## Task prompt
Write out every single entry exactly.

## Records that describe figures
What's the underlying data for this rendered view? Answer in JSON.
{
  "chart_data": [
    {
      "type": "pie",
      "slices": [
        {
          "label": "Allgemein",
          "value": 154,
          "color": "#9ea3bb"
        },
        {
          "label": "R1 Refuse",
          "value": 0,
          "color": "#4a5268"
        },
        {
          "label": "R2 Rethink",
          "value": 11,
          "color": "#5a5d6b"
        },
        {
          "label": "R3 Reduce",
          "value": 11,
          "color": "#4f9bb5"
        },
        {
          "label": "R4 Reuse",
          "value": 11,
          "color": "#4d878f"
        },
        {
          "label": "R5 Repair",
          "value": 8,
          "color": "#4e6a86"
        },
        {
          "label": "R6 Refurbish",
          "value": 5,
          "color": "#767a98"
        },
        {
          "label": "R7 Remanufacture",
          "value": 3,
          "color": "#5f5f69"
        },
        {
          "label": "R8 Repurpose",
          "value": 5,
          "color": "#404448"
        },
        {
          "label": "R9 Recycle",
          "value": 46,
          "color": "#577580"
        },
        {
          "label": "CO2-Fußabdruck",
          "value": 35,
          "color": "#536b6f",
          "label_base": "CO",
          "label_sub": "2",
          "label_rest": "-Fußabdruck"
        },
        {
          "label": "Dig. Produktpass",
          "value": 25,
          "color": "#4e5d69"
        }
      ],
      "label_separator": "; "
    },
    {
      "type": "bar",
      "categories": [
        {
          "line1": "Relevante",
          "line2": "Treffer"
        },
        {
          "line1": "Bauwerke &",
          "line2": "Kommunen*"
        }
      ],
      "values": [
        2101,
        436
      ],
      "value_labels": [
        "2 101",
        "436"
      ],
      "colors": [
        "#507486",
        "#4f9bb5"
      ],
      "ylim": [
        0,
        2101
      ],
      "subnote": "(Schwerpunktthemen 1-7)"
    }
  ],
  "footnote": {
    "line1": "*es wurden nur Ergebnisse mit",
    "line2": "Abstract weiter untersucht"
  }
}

## Task response
What's the underlying data for this rendered view? Answer in JSON.
{
  "chart_data": [
    {
      "type": "pie",
      "slices": [
        {
          "label": "Allgemein",
          "value": 154,
          "color": "#9ea3bb"
        },
        {
          "label": "R1 Refuse",
          "value": 0,
          "color": "#4a5268"
        },
        {
          "label": "R2 Rethink",
          "value": 11,
          "color": "#5a5d6b"
        },
        {
          "label": "R3 Reduce",
          "value": 11,
          "color": "#4f9bb5"
        },
        {
          "label": "R4 Reuse",
          "value": 11,
          "color": "#4d878f"
        },
        {
          "label": "R5 Repair",
          "value": 8,
          "color": "#4e6a86"
        },
        {
          "label": "R6 Refurbish",
          "value": 5,
          "color": "#767a98"
        },
        {
          "label": "R7 Remanufacture",
          "value": 3,
          "color": "#5f5f69"
        },
        {
          "label": "R8 Repurpose",
          "value": 5,
          "color": "#404448"
        },
        {
          "label": "R9 Recycle",
          "value": 46,
          "color": "#577580"
        },
        {
          "label": "CO2-Fußabdruck",
          "value": 35,
          "color": "#536b6f",
          "label_base": "CO",
          "label_sub": "2",
          "label_rest": "-Fußabdruck"
        },
        {
          "label": "Dig. Produktpass",
          "value": 25,
          "color": "#4e5d69"
        }
      ],
      "label_separator": "; "
    },
    {
      "type": "bar",
      "categories": [
        {
          "line1": "Relevante",
          "line2": "Treffer"
        },
        {
          "line1": "Bauwerke &",
          "line2": "Kommunen*"
        }
      ],
      "values": [
        2101,
        436
      ],
      "value_labels": [
        "2 101",
        "436"
      ],
      "colors": [
        "#507486",
        "#4f9bb5"
      ],
      "ylim": [
        0,
        2101
      ],
      "subnote": "(Schwerpunktthemen 1-7)"
    }
  ],
  "footnote": {
    "line1": "*es wurden nur Ergebnisse mit",
    "line2": "Abstract weiter untersucht"
  }
}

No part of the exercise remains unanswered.